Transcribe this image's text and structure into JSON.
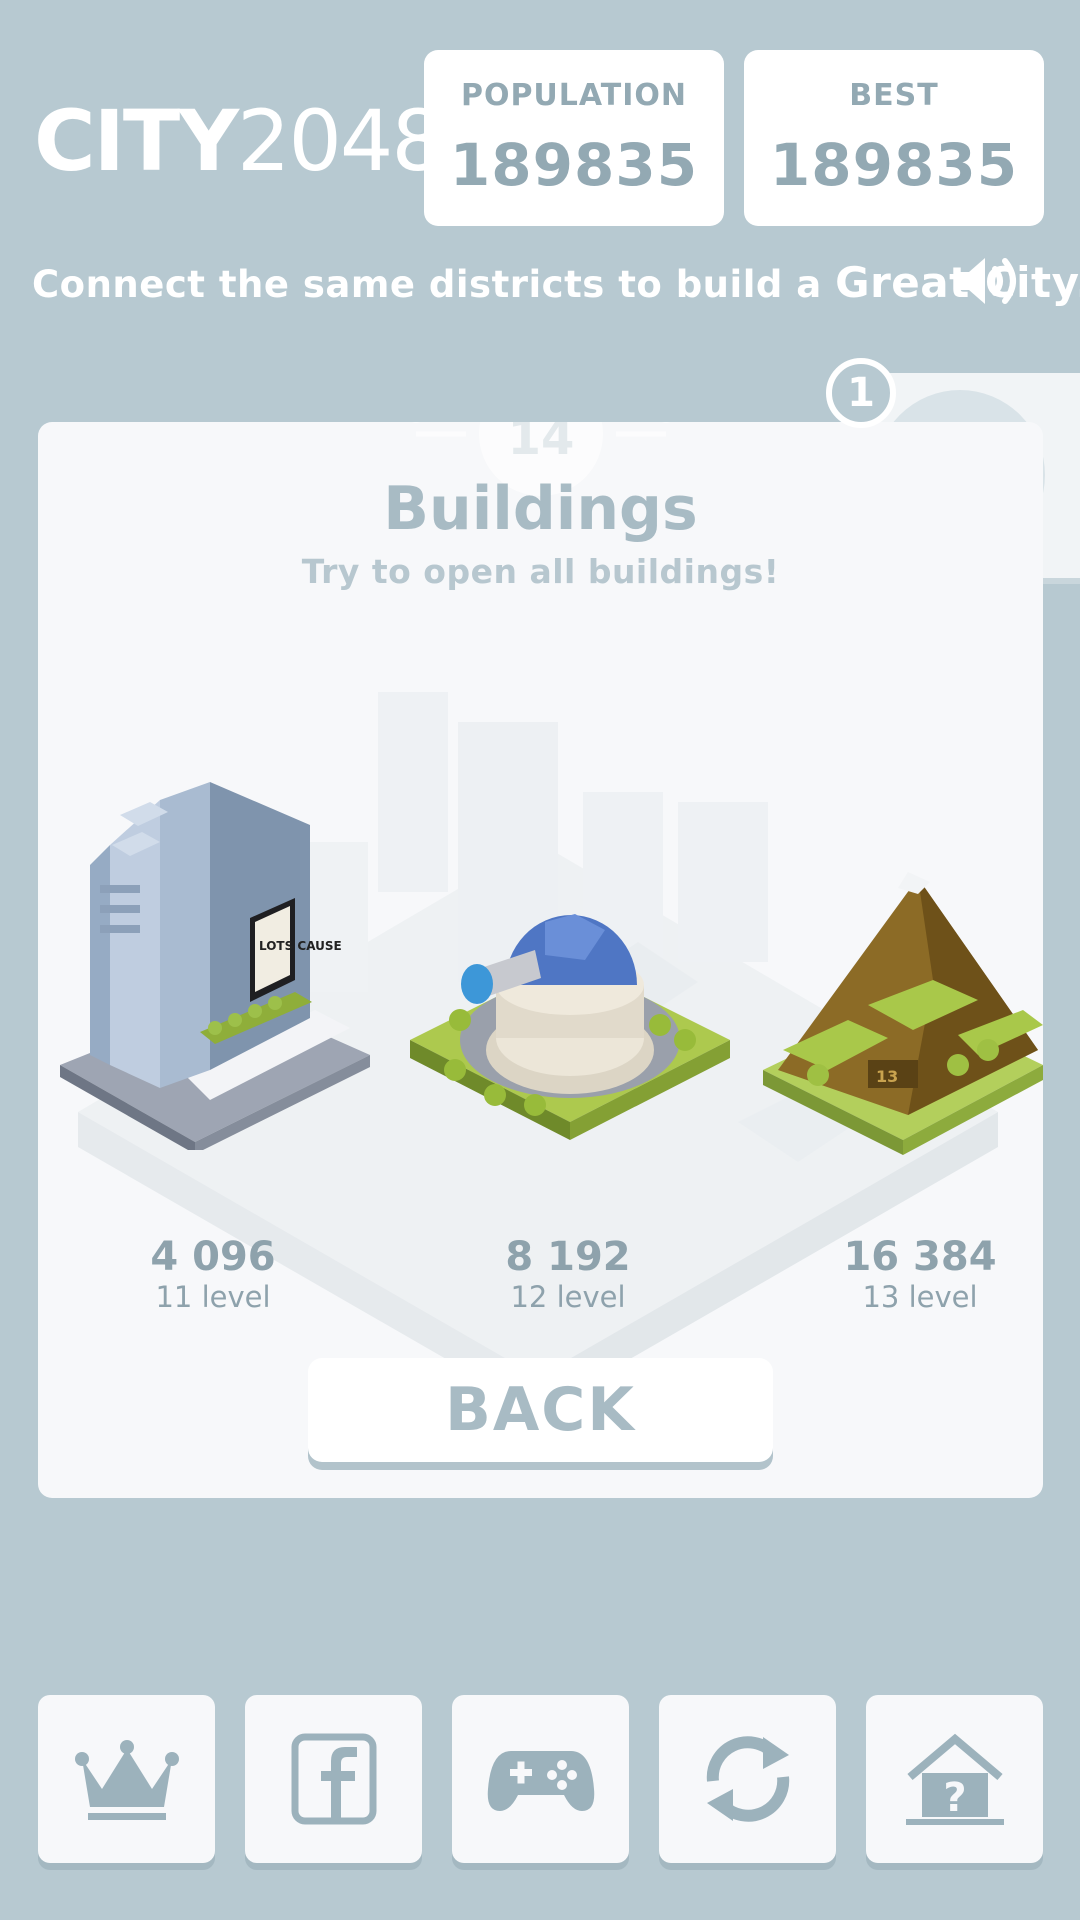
{
  "header": {
    "logo_bold": "CITY",
    "logo_light": "2048",
    "population": {
      "label": "POPULATION",
      "value": "189835"
    },
    "best": {
      "label": "BEST",
      "value": "189835"
    }
  },
  "tagline": {
    "text": "Connect the same districts to build a ",
    "emphasis": "Great City."
  },
  "side_tab": {
    "badge_count": "1"
  },
  "dialog": {
    "emblem_number": "14",
    "title": "Buildings",
    "subtitle": "Try to open all buildings!",
    "buildings": [
      {
        "name": "skyscraper",
        "score": "4 096",
        "level": "11 level"
      },
      {
        "name": "observatory",
        "score": "8 192",
        "level": "12 level"
      },
      {
        "name": "mountain",
        "score": "16 384",
        "level": "13 level"
      }
    ],
    "sign_text": "LOTS CAUSE",
    "mountain_mark": "13",
    "back_label": "BACK"
  },
  "bottom_nav": [
    {
      "icon": "crown-icon"
    },
    {
      "icon": "facebook-icon"
    },
    {
      "icon": "gamepad-icon"
    },
    {
      "icon": "refresh-icon"
    },
    {
      "icon": "home-help-icon"
    }
  ],
  "colors": {
    "background": "#b7c9d1",
    "panel": "#f7f8fa",
    "text_muted": "#93a9b3"
  }
}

........

> JOB: Locate all lines holding the word "icon", then copy them out.

> WRITTEN SOLUTION:
      "icon": "crown-icon"
      "icon": "facebook-icon"
      "icon": "gamepad-icon"
      "icon": "refresh-icon"
      "icon": "home-help-icon"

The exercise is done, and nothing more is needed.